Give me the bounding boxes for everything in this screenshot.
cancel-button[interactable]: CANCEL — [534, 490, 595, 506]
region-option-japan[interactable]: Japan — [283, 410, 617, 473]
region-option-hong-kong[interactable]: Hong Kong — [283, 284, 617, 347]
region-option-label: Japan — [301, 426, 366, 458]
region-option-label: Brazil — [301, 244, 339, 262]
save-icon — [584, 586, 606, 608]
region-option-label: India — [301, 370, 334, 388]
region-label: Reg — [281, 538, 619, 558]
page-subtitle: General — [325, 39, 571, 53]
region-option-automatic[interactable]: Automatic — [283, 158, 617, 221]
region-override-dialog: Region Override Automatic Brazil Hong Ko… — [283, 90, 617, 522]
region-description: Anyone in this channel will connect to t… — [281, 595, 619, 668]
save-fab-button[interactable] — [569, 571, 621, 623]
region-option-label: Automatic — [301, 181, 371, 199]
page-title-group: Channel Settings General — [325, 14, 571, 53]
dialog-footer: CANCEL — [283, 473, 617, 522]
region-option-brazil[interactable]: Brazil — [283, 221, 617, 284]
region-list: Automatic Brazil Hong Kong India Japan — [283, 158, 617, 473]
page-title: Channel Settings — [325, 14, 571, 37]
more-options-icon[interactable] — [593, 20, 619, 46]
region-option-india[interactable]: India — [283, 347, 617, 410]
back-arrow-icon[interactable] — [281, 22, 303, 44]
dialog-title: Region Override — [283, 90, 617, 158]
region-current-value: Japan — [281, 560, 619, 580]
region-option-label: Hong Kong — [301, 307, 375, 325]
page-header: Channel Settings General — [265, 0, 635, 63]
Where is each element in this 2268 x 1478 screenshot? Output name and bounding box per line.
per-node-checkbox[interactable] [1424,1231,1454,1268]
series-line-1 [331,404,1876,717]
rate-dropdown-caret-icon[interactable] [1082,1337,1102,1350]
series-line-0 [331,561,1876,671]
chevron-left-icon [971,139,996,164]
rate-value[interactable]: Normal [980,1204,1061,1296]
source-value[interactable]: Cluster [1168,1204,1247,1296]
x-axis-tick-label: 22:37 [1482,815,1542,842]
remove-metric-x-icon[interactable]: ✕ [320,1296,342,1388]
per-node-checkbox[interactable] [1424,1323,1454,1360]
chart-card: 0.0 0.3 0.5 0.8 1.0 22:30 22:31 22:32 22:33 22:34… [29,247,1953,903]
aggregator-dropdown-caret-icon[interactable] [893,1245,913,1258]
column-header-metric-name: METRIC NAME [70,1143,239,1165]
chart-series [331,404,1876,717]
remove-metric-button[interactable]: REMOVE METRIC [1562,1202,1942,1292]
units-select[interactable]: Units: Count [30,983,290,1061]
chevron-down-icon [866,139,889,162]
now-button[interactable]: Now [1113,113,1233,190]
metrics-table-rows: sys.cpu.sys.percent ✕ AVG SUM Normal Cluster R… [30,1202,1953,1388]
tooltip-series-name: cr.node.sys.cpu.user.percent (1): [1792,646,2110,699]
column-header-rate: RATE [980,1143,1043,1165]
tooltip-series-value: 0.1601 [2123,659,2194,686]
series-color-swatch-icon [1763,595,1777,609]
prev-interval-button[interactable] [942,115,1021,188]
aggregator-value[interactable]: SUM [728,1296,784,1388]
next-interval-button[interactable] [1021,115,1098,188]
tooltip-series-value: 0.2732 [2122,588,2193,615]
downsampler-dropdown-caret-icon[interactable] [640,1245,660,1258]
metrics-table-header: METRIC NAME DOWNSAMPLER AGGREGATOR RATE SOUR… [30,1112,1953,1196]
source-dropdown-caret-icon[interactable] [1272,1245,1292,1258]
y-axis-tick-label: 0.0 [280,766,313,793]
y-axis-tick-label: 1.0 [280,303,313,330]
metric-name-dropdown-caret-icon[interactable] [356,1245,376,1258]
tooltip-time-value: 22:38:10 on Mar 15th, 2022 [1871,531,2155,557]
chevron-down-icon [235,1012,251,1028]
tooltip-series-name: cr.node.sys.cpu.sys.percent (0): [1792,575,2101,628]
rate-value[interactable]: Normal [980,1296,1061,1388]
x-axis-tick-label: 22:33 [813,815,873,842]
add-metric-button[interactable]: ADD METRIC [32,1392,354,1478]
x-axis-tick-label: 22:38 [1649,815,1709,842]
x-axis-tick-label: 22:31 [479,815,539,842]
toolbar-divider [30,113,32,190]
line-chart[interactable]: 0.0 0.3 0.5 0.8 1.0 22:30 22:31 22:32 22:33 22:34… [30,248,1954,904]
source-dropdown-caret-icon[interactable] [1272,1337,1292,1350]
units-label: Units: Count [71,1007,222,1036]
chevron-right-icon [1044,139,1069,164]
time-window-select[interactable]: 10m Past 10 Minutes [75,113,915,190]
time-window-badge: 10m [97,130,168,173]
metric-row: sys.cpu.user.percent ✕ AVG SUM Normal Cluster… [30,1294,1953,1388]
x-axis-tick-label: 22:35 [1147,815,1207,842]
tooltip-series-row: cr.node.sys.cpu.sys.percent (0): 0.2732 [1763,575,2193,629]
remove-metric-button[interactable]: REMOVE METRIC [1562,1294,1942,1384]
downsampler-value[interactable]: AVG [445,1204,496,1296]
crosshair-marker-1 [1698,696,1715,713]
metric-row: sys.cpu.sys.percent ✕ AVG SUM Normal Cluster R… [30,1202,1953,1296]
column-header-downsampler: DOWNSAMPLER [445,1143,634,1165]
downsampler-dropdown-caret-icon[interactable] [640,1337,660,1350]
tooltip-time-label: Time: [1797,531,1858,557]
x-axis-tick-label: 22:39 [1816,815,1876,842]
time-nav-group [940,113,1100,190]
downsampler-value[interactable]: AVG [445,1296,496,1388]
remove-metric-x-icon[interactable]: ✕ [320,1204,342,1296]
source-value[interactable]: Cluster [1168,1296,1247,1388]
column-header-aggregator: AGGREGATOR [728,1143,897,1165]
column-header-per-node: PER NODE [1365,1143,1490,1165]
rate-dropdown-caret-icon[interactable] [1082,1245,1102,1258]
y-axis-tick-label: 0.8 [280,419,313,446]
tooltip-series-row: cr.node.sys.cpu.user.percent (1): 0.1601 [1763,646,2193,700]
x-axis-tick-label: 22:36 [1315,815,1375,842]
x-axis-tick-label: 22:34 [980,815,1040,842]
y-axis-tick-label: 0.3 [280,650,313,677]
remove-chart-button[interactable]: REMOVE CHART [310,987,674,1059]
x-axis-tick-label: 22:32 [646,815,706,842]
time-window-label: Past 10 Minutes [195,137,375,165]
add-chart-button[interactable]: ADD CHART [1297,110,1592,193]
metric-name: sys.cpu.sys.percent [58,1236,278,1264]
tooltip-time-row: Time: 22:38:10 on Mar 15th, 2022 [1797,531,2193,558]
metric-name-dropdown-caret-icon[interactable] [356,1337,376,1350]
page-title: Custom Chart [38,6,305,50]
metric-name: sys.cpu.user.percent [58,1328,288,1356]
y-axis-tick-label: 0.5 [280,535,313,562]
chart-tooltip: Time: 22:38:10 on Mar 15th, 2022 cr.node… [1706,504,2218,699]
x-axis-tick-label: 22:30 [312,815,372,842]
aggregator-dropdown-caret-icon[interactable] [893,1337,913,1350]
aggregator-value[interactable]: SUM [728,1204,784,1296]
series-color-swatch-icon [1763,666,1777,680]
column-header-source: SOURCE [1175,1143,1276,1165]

_EXERCISE AIM_:
Rewrite all of the data above with "region-option-label" renamed to "region-option-text" everywhere it appears. Leave every other character as it is.

_COMPLETE OUTPUT_:
Give me the bounding boxes for everything in this screenshot.
cancel-button[interactable]: CANCEL — [534, 490, 595, 506]
region-option-japan[interactable]: Japan — [283, 410, 617, 473]
region-option-hong-kong[interactable]: Hong Kong — [283, 284, 617, 347]
region-option-text: Japan — [301, 426, 366, 458]
region-option-text: Brazil — [301, 244, 339, 262]
save-icon — [584, 586, 606, 608]
region-option-text: India — [301, 370, 334, 388]
region-label: Reg — [281, 538, 619, 558]
page-subtitle: General — [325, 39, 571, 53]
region-option-automatic[interactable]: Automatic — [283, 158, 617, 221]
region-override-dialog: Region Override Automatic Brazil Hong Ko… — [283, 90, 617, 522]
region-description: Anyone in this channel will connect to t… — [281, 595, 619, 668]
save-fab-button[interactable] — [569, 571, 621, 623]
region-option-text: Automatic — [301, 181, 371, 199]
page-title-group: Channel Settings General — [325, 14, 571, 53]
dialog-footer: CANCEL — [283, 473, 617, 522]
region-option-brazil[interactable]: Brazil — [283, 221, 617, 284]
region-list: Automatic Brazil Hong Kong India Japan — [283, 158, 617, 473]
page-title: Channel Settings — [325, 14, 571, 37]
more-options-icon[interactable] — [593, 20, 619, 46]
region-option-india[interactable]: India — [283, 347, 617, 410]
back-arrow-icon[interactable] — [281, 22, 303, 44]
dialog-title: Region Override — [283, 90, 617, 158]
region-current-value: Japan — [281, 560, 619, 580]
region-option-text: Hong Kong — [301, 307, 375, 325]
page-header: Channel Settings General — [265, 0, 635, 63]
Where is each element in this 2268 x 1478 screenshot? Output name and bounding box per line.
per-node-checkbox[interactable] [1424,1231,1454,1268]
series-line-1 [331,404,1876,717]
rate-dropdown-caret-icon[interactable] [1082,1337,1102,1350]
series-line-0 [331,561,1876,671]
chevron-left-icon [971,139,996,164]
rate-value[interactable]: Normal [980,1204,1061,1296]
source-value[interactable]: Cluster [1168,1204,1247,1296]
x-axis-tick-label: 22:37 [1482,815,1542,842]
remove-metric-x-icon[interactable]: ✕ [320,1296,342,1388]
per-node-checkbox[interactable] [1424,1323,1454,1360]
chart-card: 0.0 0.3 0.5 0.8 1.0 22:30 22:31 22:32 22:33 22:34… [29,247,1953,903]
aggregator-dropdown-caret-icon[interactable] [893,1245,913,1258]
column-header-metric-name: METRIC NAME [70,1143,239,1165]
chart-series [331,404,1876,717]
remove-metric-button[interactable]: REMOVE METRIC [1562,1202,1942,1292]
units-select[interactable]: Units: Count [30,983,290,1061]
chevron-down-icon [866,139,889,162]
now-button[interactable]: Now [1113,113,1233,190]
metrics-table-rows: sys.cpu.sys.percent ✕ AVG SUM Normal Cluster R… [30,1202,1953,1388]
tooltip-series-name: cr.node.sys.cpu.user.percent (1): [1792,646,2110,699]
column-header-rate: RATE [980,1143,1043,1165]
tooltip-series-value: 0.1601 [2123,659,2194,686]
series-color-swatch-icon [1763,595,1777,609]
prev-interval-button[interactable] [942,115,1021,188]
aggregator-value[interactable]: SUM [728,1296,784,1388]
next-interval-button[interactable] [1021,115,1098,188]
tooltip-series-value: 0.2732 [2122,588,2193,615]
downsampler-dropdown-caret-icon[interactable] [640,1245,660,1258]
metrics-table-header: METRIC NAME DOWNSAMPLER AGGREGATOR RATE SOUR… [30,1112,1953,1196]
source-dropdown-caret-icon[interactable] [1272,1245,1292,1258]
y-axis-tick-label: 0.0 [280,766,313,793]
y-axis-tick-label: 1.0 [280,303,313,330]
metric-name-dropdown-caret-icon[interactable] [356,1245,376,1258]
tooltip-time-value: 22:38:10 on Mar 15th, 2022 [1871,531,2155,557]
chevron-down-icon [235,1012,251,1028]
tooltip-series-name: cr.node.sys.cpu.sys.percent (0): [1792,575,2101,628]
rate-value[interactable]: Normal [980,1296,1061,1388]
x-axis-tick-label: 22:33 [813,815,873,842]
add-metric-button[interactable]: ADD METRIC [32,1392,354,1478]
x-axis-tick-label: 22:38 [1649,815,1709,842]
x-axis-tick-label: 22:31 [479,815,539,842]
toolbar-divider [30,113,32,190]
line-chart[interactable]: 0.0 0.3 0.5 0.8 1.0 22:30 22:31 22:32 22:33 22:34… [30,248,1954,904]
source-dropdown-caret-icon[interactable] [1272,1337,1292,1350]
units-label: Units: Count [71,1007,222,1036]
chevron-right-icon [1044,139,1069,164]
time-window-select[interactable]: 10m Past 10 Minutes [75,113,915,190]
time-window-badge: 10m [97,130,168,173]
metric-row: sys.cpu.user.percent ✕ AVG SUM Normal Cluster… [30,1294,1953,1388]
x-axis-tick-label: 22:35 [1147,815,1207,842]
tooltip-series-row: cr.node.sys.cpu.sys.percent (0): 0.2732 [1763,575,2193,629]
remove-metric-button[interactable]: REMOVE METRIC [1562,1294,1942,1384]
downsampler-value[interactable]: AVG [445,1204,496,1296]
crosshair-marker-1 [1698,696,1715,713]
metric-row: sys.cpu.sys.percent ✕ AVG SUM Normal Cluster R… [30,1202,1953,1296]
column-header-downsampler: DOWNSAMPLER [445,1143,634,1165]
downsampler-dropdown-caret-icon[interactable] [640,1337,660,1350]
tooltip-time-label: Time: [1797,531,1858,557]
x-axis-tick-label: 22:39 [1816,815,1876,842]
time-nav-group [940,113,1100,190]
downsampler-value[interactable]: AVG [445,1296,496,1388]
remove-metric-x-icon[interactable]: ✕ [320,1204,342,1296]
source-value[interactable]: Cluster [1168,1296,1247,1388]
column-header-aggregator: AGGREGATOR [728,1143,897,1165]
column-header-per-node: PER NODE [1365,1143,1490,1165]
rate-dropdown-caret-icon[interactable] [1082,1245,1102,1258]
y-axis-tick-label: 0.8 [280,419,313,446]
tooltip-series-row: cr.node.sys.cpu.user.percent (1): 0.1601 [1763,646,2193,700]
x-axis-tick-label: 22:36 [1315,815,1375,842]
x-axis-tick-label: 22:34 [980,815,1040,842]
y-axis-tick-label: 0.3 [280,650,313,677]
remove-chart-button[interactable]: REMOVE CHART [310,987,674,1059]
x-axis-tick-label: 22:32 [646,815,706,842]
time-window-label: Past 10 Minutes [195,137,375,165]
add-chart-button[interactable]: ADD CHART [1297,110,1592,193]
metric-name: sys.cpu.sys.percent [58,1236,278,1264]
tooltip-time-row: Time: 22:38:10 on Mar 15th, 2022 [1797,531,2193,558]
metric-name-dropdown-caret-icon[interactable] [356,1337,376,1350]
page-title: Custom Chart [38,6,305,50]
metric-name: sys.cpu.user.percent [58,1328,288,1356]
y-axis-tick-label: 0.5 [280,535,313,562]
chart-tooltip: Time: 22:38:10 on Mar 15th, 2022 cr.node… [1706,504,2218,699]
x-axis-tick-label: 22:30 [312,815,372,842]
aggregator-dropdown-caret-icon[interactable] [893,1337,913,1350]
aggregator-value[interactable]: SUM [728,1204,784,1296]
series-color-swatch-icon [1763,666,1777,680]
column-header-source: SOURCE [1175,1143,1276,1165]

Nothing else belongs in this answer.